start
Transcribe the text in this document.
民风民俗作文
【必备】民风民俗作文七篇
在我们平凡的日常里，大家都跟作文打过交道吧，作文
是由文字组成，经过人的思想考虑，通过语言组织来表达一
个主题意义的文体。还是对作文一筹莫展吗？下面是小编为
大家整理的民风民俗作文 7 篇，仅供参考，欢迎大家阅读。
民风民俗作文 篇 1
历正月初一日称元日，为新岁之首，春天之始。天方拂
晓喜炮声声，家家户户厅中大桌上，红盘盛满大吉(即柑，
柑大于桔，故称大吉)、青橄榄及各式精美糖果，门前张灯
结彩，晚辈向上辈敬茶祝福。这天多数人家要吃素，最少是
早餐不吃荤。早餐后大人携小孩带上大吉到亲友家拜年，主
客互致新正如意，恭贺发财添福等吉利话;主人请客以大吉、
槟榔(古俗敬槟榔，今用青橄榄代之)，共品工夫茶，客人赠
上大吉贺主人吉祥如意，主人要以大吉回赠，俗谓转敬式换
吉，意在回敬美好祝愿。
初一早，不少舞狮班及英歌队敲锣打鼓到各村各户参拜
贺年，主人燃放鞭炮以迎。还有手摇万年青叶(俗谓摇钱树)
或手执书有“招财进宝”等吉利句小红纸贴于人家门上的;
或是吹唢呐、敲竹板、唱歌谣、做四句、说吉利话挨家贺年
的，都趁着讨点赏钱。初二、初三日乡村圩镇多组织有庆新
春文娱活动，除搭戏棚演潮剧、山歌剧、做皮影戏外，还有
end
> [What you need to do]
Each line of the listing should be copied exactly.

> [Correct response]
Transcribe the text in this document.
民风民俗作文
【必备】民风民俗作文七篇
在我们平凡的日常里，大家都跟作文打过交道吧，作文
是由文字组成，经过人的思想考虑，通过语言组织来表达一
个主题意义的文体。还是对作文一筹莫展吗？下面是小编为
大家整理的民风民俗作文 7 篇，仅供参考，欢迎大家阅读。
民风民俗作文 篇 1
历正月初一日称元日，为新岁之首，春天之始。天方拂
晓喜炮声声，家家户户厅中大桌上，红盘盛满大吉(即柑，
柑大于桔，故称大吉)、青橄榄及各式精美糖果，门前张灯
结彩，晚辈向上辈敬茶祝福。这天多数人家要吃素，最少是
早餐不吃荤。早餐后大人携小孩带上大吉到亲友家拜年，主
客互致新正如意，恭贺发财添福等吉利话;主人请客以大吉、
槟榔(古俗敬槟榔，今用青橄榄代之)，共品工夫茶，客人赠
上大吉贺主人吉祥如意，主人要以大吉回赠，俗谓转敬式换
吉，意在回敬美好祝愿。
初一早，不少舞狮班及英歌队敲锣打鼓到各村各户参拜
贺年，主人燃放鞭炮以迎。还有手摇万年青叶(俗谓摇钱树)
或手执书有“招财进宝”等吉利句小红纸贴于人家门上的;
或是吹唢呐、敲竹板、唱歌谣、做四句、说吉利话挨家贺年
的，都趁着讨点赏钱。初二、初三日乡村圩镇多组织有庆新
春文娱活动，除搭戏棚演潮剧、山歌剧、做皮影戏外，还有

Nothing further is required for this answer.